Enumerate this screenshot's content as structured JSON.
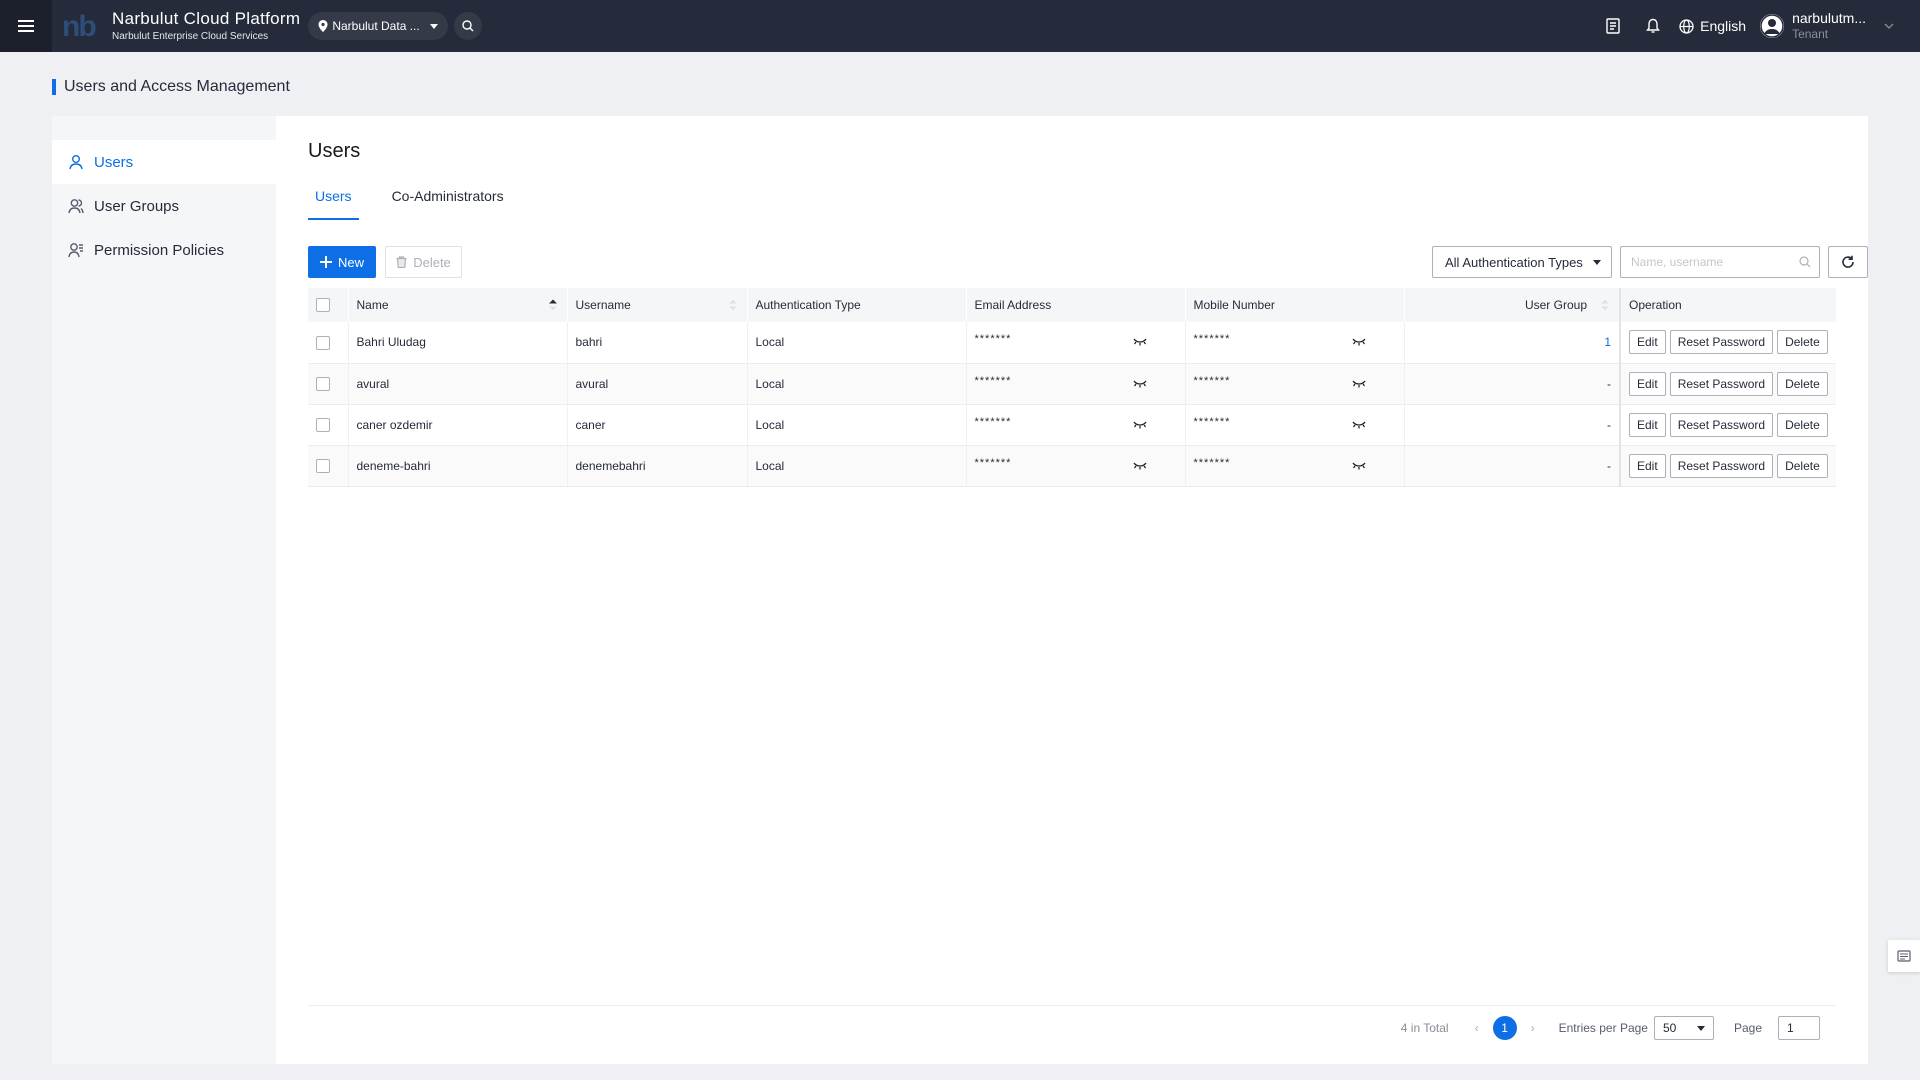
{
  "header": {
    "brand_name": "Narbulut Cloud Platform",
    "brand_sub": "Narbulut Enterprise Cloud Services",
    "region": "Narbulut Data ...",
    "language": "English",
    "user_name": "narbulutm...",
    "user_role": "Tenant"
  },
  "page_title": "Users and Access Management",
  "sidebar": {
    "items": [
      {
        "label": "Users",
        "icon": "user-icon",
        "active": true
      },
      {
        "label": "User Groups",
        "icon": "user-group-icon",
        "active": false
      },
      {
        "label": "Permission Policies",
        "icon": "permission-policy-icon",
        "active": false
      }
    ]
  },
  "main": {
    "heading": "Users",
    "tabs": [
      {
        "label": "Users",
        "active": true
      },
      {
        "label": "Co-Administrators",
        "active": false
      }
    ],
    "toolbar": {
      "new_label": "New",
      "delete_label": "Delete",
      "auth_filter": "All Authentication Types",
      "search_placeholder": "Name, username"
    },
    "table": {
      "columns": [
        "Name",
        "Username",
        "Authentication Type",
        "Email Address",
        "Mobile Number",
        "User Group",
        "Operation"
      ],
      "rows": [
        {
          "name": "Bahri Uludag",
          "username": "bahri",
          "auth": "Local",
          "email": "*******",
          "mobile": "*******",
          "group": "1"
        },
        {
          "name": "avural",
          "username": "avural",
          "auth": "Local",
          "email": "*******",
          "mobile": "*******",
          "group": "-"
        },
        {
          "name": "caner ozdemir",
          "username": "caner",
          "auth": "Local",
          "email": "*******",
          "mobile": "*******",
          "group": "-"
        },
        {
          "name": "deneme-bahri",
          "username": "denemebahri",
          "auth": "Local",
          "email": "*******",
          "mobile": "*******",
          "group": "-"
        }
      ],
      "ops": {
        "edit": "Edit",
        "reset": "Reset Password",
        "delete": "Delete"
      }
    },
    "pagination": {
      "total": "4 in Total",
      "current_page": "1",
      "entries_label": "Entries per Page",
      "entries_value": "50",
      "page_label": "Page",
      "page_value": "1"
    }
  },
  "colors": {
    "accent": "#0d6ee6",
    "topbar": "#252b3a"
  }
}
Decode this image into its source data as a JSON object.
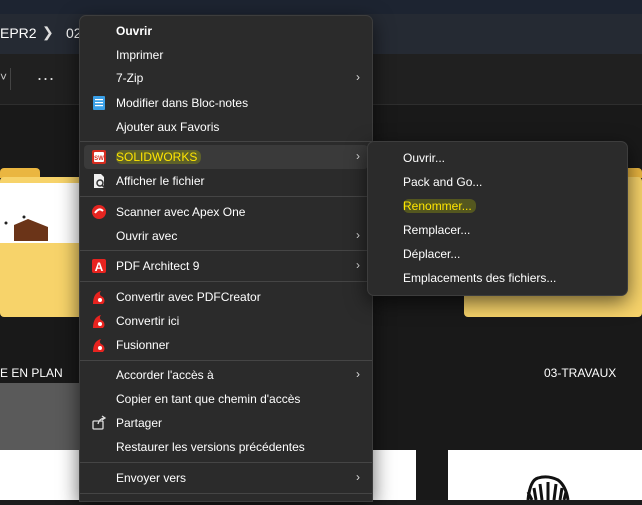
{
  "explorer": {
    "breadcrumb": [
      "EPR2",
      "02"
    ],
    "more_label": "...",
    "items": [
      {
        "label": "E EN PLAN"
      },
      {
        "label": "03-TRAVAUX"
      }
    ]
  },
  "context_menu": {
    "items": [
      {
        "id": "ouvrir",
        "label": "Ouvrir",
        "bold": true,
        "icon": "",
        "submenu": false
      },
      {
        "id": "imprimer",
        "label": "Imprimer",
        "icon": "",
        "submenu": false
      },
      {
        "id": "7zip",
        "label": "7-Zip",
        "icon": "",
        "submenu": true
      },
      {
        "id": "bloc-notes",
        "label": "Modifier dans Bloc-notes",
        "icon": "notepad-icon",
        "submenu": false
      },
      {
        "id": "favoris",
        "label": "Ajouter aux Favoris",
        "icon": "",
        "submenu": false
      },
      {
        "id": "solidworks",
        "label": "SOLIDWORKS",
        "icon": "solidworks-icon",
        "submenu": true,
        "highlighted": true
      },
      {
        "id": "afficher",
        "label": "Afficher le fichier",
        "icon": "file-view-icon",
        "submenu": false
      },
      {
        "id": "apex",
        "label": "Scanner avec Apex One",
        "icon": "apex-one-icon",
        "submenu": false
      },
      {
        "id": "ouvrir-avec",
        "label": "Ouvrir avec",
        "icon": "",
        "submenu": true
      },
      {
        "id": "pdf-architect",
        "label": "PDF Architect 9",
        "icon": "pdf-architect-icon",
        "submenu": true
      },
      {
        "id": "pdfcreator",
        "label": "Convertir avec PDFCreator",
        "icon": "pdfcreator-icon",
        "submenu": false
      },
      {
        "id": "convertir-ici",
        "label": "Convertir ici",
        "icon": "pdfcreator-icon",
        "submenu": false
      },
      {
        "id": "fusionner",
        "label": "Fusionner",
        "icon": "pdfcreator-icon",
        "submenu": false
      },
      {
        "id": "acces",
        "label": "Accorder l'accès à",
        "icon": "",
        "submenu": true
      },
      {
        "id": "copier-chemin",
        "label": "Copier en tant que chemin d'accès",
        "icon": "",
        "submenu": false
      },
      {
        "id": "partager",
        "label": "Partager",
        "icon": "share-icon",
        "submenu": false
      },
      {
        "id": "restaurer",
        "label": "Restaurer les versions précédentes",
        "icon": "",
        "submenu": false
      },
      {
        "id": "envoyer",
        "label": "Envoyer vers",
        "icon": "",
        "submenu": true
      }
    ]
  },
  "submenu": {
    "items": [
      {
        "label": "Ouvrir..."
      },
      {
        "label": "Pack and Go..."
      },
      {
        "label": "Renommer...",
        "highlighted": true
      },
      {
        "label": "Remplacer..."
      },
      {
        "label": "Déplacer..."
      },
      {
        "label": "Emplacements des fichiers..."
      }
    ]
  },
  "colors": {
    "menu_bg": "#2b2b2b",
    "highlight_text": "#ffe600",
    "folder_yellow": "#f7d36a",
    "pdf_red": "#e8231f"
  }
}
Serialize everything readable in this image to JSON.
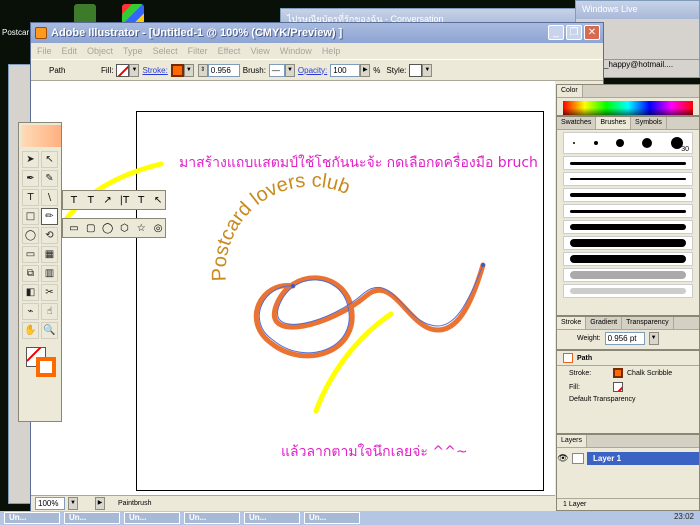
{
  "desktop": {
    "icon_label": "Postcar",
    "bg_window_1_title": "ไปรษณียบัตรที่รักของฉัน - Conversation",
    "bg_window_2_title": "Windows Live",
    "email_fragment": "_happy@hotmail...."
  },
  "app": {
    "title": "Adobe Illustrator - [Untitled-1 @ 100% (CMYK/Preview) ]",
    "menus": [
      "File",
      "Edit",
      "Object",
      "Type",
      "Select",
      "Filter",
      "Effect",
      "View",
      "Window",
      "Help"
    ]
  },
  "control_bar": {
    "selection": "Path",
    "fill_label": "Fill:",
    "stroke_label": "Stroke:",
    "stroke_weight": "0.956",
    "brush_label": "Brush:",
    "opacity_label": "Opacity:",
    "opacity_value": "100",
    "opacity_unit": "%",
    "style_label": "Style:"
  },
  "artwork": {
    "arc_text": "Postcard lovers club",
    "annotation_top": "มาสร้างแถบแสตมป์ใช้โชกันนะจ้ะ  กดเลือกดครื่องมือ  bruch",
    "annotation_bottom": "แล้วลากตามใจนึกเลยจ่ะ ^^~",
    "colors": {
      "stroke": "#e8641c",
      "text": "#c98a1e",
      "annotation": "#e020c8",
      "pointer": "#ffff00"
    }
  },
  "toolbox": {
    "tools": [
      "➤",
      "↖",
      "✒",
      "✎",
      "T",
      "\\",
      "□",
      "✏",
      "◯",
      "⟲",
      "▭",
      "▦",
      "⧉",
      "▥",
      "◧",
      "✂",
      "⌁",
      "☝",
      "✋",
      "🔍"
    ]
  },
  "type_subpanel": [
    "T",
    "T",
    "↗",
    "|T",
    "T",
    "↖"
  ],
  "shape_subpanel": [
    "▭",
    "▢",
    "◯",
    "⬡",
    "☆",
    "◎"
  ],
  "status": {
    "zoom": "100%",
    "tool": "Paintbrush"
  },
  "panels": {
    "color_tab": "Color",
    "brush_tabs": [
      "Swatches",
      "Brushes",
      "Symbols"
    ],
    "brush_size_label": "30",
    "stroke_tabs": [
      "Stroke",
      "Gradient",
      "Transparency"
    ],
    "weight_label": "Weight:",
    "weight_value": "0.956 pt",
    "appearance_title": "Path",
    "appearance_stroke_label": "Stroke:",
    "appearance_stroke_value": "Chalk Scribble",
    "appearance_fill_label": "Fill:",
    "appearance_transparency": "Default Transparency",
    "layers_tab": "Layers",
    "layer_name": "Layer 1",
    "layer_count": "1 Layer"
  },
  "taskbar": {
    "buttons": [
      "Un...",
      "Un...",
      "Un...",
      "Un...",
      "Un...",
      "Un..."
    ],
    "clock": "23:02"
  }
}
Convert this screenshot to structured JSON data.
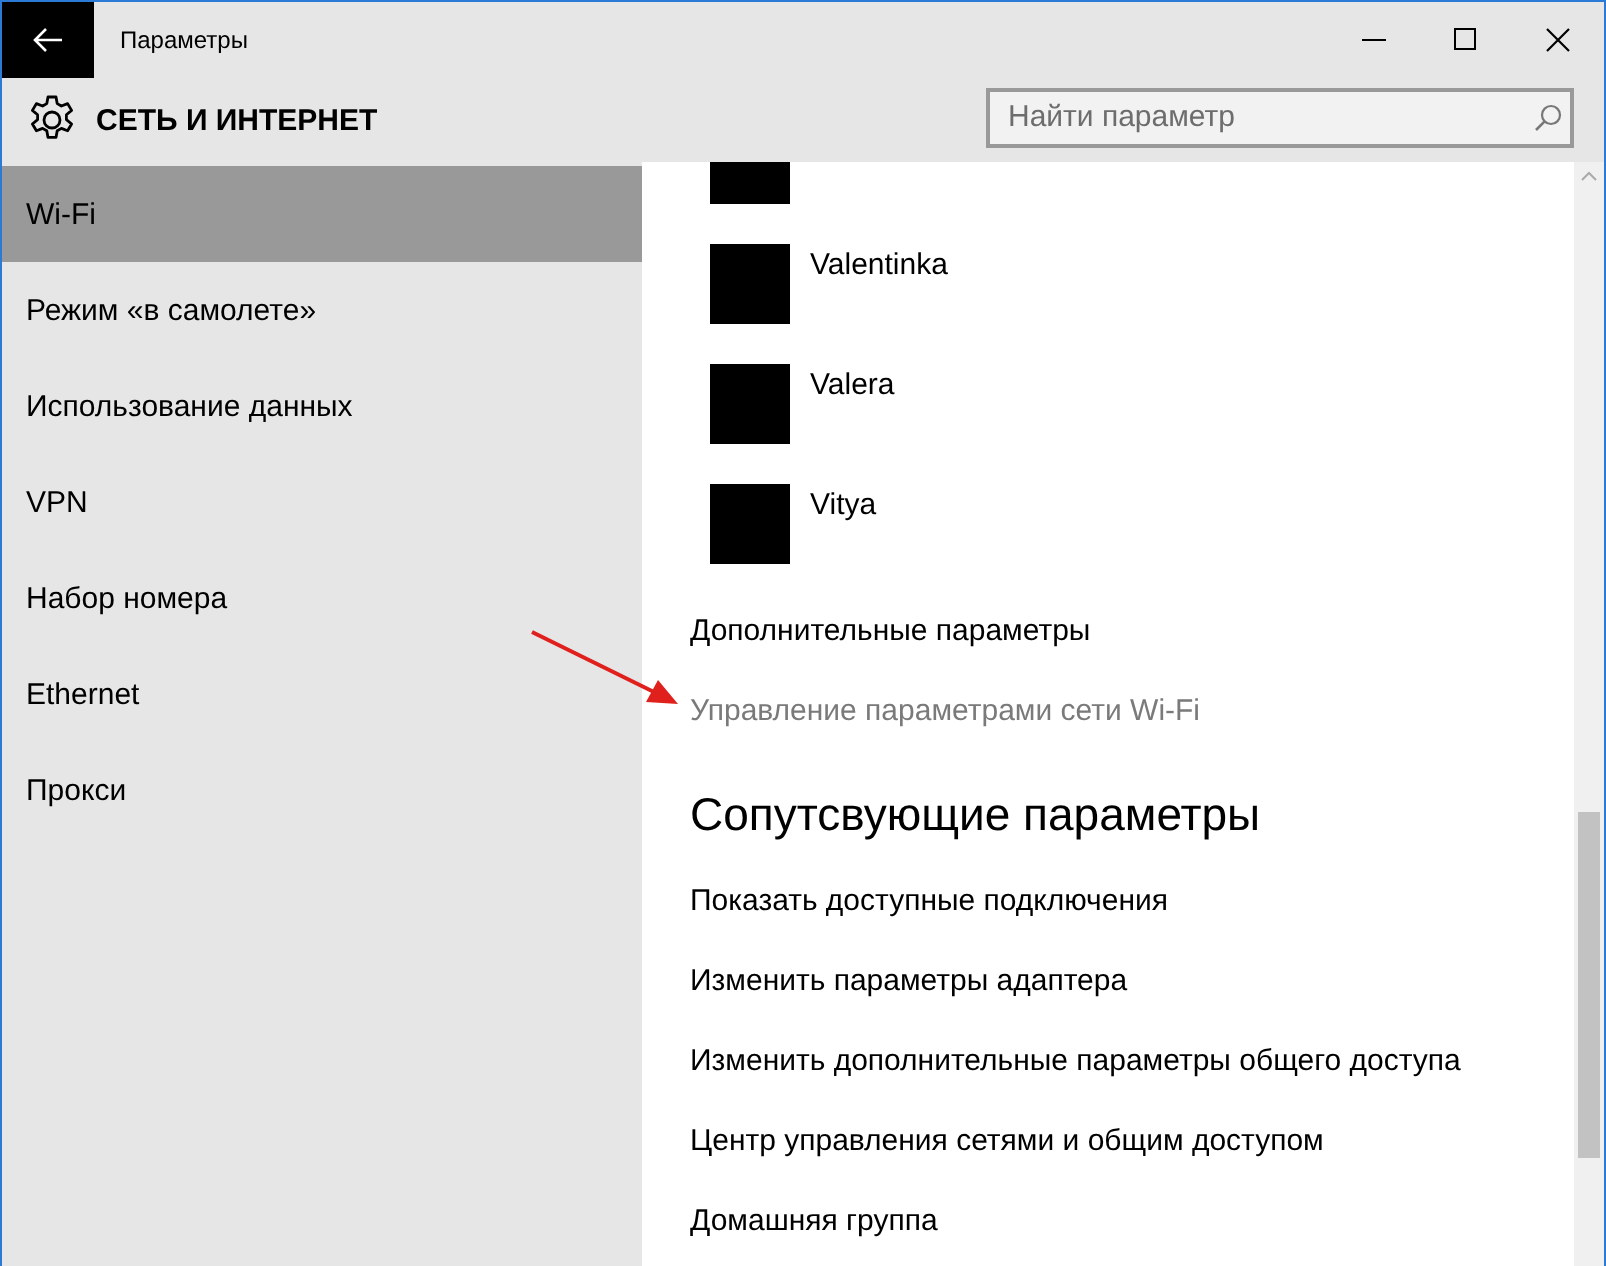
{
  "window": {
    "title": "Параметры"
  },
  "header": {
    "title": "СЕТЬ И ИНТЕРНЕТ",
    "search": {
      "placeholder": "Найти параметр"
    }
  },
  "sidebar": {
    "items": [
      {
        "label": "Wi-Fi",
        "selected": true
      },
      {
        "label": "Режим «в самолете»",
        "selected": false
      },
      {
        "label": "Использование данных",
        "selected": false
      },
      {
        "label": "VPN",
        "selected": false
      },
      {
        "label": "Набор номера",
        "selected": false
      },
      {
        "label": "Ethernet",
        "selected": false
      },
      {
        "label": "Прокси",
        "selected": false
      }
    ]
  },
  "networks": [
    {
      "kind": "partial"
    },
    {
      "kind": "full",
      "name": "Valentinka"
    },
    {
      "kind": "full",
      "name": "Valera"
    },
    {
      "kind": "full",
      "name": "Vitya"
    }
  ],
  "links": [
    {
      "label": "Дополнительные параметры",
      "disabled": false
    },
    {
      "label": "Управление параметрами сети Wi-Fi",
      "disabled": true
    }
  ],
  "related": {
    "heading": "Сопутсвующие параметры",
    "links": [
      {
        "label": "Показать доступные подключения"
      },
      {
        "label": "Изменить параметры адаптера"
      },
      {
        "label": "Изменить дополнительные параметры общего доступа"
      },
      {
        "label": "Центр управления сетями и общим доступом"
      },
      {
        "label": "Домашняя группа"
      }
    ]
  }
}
********************
* _Directions_:
Pull every line containing "Transparency" out of the records.

* _Reply_:
      "Transparency"
    "appearance_transparency": "Default Transparency",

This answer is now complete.